** Begin Data lines **

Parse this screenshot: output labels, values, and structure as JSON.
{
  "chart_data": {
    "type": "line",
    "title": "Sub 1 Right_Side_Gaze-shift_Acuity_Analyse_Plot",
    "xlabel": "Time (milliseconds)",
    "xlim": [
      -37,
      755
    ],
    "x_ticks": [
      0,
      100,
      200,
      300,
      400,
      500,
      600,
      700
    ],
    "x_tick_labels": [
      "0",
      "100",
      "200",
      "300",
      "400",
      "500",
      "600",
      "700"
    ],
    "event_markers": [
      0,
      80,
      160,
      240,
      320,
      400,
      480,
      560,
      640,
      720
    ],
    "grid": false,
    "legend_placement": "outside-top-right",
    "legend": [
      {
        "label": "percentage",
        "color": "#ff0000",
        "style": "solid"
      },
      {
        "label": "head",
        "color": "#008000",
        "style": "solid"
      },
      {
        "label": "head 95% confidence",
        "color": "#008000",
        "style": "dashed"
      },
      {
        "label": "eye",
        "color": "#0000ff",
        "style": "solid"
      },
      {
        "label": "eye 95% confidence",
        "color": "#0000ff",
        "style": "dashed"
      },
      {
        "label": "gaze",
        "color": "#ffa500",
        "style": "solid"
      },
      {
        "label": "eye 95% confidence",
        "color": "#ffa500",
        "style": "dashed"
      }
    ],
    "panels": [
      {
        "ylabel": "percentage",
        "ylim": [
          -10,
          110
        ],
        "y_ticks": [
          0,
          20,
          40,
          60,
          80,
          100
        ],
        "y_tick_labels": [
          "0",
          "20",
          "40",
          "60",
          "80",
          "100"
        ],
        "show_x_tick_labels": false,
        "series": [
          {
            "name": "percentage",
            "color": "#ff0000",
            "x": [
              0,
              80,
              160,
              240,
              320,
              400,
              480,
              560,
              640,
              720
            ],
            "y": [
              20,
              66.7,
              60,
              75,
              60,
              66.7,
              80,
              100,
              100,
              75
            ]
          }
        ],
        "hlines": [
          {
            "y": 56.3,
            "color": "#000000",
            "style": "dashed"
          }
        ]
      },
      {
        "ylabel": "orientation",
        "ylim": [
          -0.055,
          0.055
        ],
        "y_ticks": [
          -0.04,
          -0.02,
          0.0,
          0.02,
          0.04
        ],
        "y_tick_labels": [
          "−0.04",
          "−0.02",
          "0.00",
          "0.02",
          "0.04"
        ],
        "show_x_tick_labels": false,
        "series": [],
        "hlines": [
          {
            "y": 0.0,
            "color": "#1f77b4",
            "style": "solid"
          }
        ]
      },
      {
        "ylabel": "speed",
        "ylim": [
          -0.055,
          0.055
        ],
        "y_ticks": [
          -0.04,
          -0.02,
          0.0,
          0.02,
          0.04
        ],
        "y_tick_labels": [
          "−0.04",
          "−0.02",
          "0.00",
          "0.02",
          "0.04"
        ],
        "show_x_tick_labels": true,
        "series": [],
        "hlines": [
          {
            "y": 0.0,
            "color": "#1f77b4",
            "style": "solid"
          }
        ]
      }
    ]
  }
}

** End Data lines **

**Task objective**:
Transcribe every entry verbatim.

**Written answer**:
Parse this screenshot: output labels, values, and structure as JSON.
{
  "chart_data": {
    "type": "line",
    "title": "Sub 1 Right_Side_Gaze-shift_Acuity_Analyse_Plot",
    "xlabel": "Time (milliseconds)",
    "xlim": [
      -37,
      755
    ],
    "x_ticks": [
      0,
      100,
      200,
      300,
      400,
      500,
      600,
      700
    ],
    "x_tick_labels": [
      "0",
      "100",
      "200",
      "300",
      "400",
      "500",
      "600",
      "700"
    ],
    "event_markers": [
      0,
      80,
      160,
      240,
      320,
      400,
      480,
      560,
      640,
      720
    ],
    "grid": false,
    "legend_placement": "outside-top-right",
    "legend": [
      {
        "label": "percentage",
        "color": "#ff0000",
        "style": "solid"
      },
      {
        "label": "head",
        "color": "#008000",
        "style": "solid"
      },
      {
        "label": "head 95% confidence",
        "color": "#008000",
        "style": "dashed"
      },
      {
        "label": "eye",
        "color": "#0000ff",
        "style": "solid"
      },
      {
        "label": "eye 95% confidence",
        "color": "#0000ff",
        "style": "dashed"
      },
      {
        "label": "gaze",
        "color": "#ffa500",
        "style": "solid"
      },
      {
        "label": "eye 95% confidence",
        "color": "#ffa500",
        "style": "dashed"
      }
    ],
    "panels": [
      {
        "ylabel": "percentage",
        "ylim": [
          -10,
          110
        ],
        "y_ticks": [
          0,
          20,
          40,
          60,
          80,
          100
        ],
        "y_tick_labels": [
          "0",
          "20",
          "40",
          "60",
          "80",
          "100"
        ],
        "show_x_tick_labels": false,
        "series": [
          {
            "name": "percentage",
            "color": "#ff0000",
            "x": [
              0,
              80,
              160,
              240,
              320,
              400,
              480,
              560,
              640,
              720
            ],
            "y": [
              20,
              66.7,
              60,
              75,
              60,
              66.7,
              80,
              100,
              100,
              75
            ]
          }
        ],
        "hlines": [
          {
            "y": 56.3,
            "color": "#000000",
            "style": "dashed"
          }
        ]
      },
      {
        "ylabel": "orientation",
        "ylim": [
          -0.055,
          0.055
        ],
        "y_ticks": [
          -0.04,
          -0.02,
          0.0,
          0.02,
          0.04
        ],
        "y_tick_labels": [
          "−0.04",
          "−0.02",
          "0.00",
          "0.02",
          "0.04"
        ],
        "show_x_tick_labels": false,
        "series": [],
        "hlines": [
          {
            "y": 0.0,
            "color": "#1f77b4",
            "style": "solid"
          }
        ]
      },
      {
        "ylabel": "speed",
        "ylim": [
          -0.055,
          0.055
        ],
        "y_ticks": [
          -0.04,
          -0.02,
          0.0,
          0.02,
          0.04
        ],
        "y_tick_labels": [
          "−0.04",
          "−0.02",
          "0.00",
          "0.02",
          "0.04"
        ],
        "show_x_tick_labels": true,
        "series": [],
        "hlines": [
          {
            "y": 0.0,
            "color": "#1f77b4",
            "style": "solid"
          }
        ]
      }
    ]
  }
}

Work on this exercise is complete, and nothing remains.